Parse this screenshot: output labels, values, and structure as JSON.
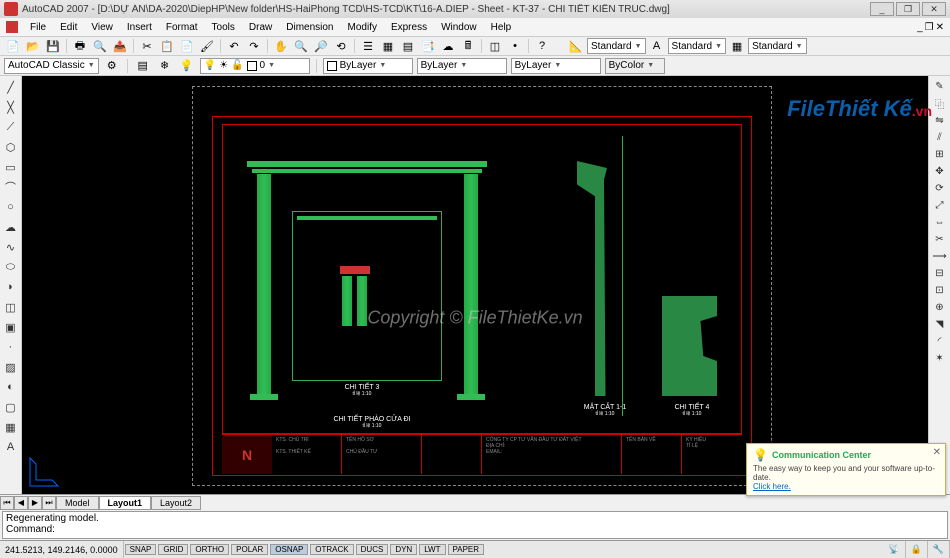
{
  "titlebar": {
    "title": "AutoCAD 2007 - [D:\\DỰ ÁN\\DA-2020\\DiepHP\\New folder\\HS-HaiPhong TCD\\HS-TCD\\KT\\16-A.DIEP - Sheet - KT-37 - CHI TIẾT KIẾN TRÚC.dwg]",
    "min": "_",
    "max": "❐",
    "close": "✕"
  },
  "menu": [
    "File",
    "Edit",
    "View",
    "Insert",
    "Format",
    "Tools",
    "Draw",
    "Dimension",
    "Modify",
    "Express",
    "Window",
    "Help"
  ],
  "toolbar1": {
    "style_std": "Standard",
    "style_std2": "Standard",
    "style_std3": "Standard"
  },
  "toolbar2": {
    "classic": "AutoCAD Classic",
    "layer0": "0",
    "bylayer1": "ByLayer",
    "bylayer2": "ByLayer",
    "bylayer3": "ByLayer",
    "bycolor": "ByColor"
  },
  "tabs": {
    "model": "Model",
    "layout1": "Layout1",
    "layout2": "Layout2"
  },
  "command": {
    "line1": "Regenerating model.",
    "line2": "Command:"
  },
  "status": {
    "coords": "241.5213, 149.2146, 0.0000",
    "toggles": [
      "SNAP",
      "GRID",
      "ORTHO",
      "POLAR",
      "OSNAP",
      "OTRACK",
      "DUCS",
      "DYN",
      "LWT",
      "PAPER"
    ]
  },
  "drawing": {
    "detail3": "CHI TIẾT 3",
    "detail3_scale": "tỉ lệ 1:10",
    "main_title": "CHI TIẾT PHÀO CỬA ĐI",
    "main_scale": "tỉ lệ 1:10",
    "section": "MẶT CẮT 1-1",
    "section_scale": "tỉ lệ 1:10",
    "detail4": "CHI TIẾT 4",
    "detail4_scale": "tỉ lệ 1:10"
  },
  "comm": {
    "title": "Communication Center",
    "body": "The easy way to keep you and your software up-to-date.",
    "link": "Click here."
  },
  "watermark": {
    "logo_a": "File",
    "logo_b": "Thiết Kế",
    "logo_c": ".vn",
    "center": "Copyright © FileThietKe.vn"
  }
}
============
**INSTRUCTION**. In the entries above, how many lines hold the word "Standard"? State the number and nothing else.

**EXERCISE SOLUTION**. 3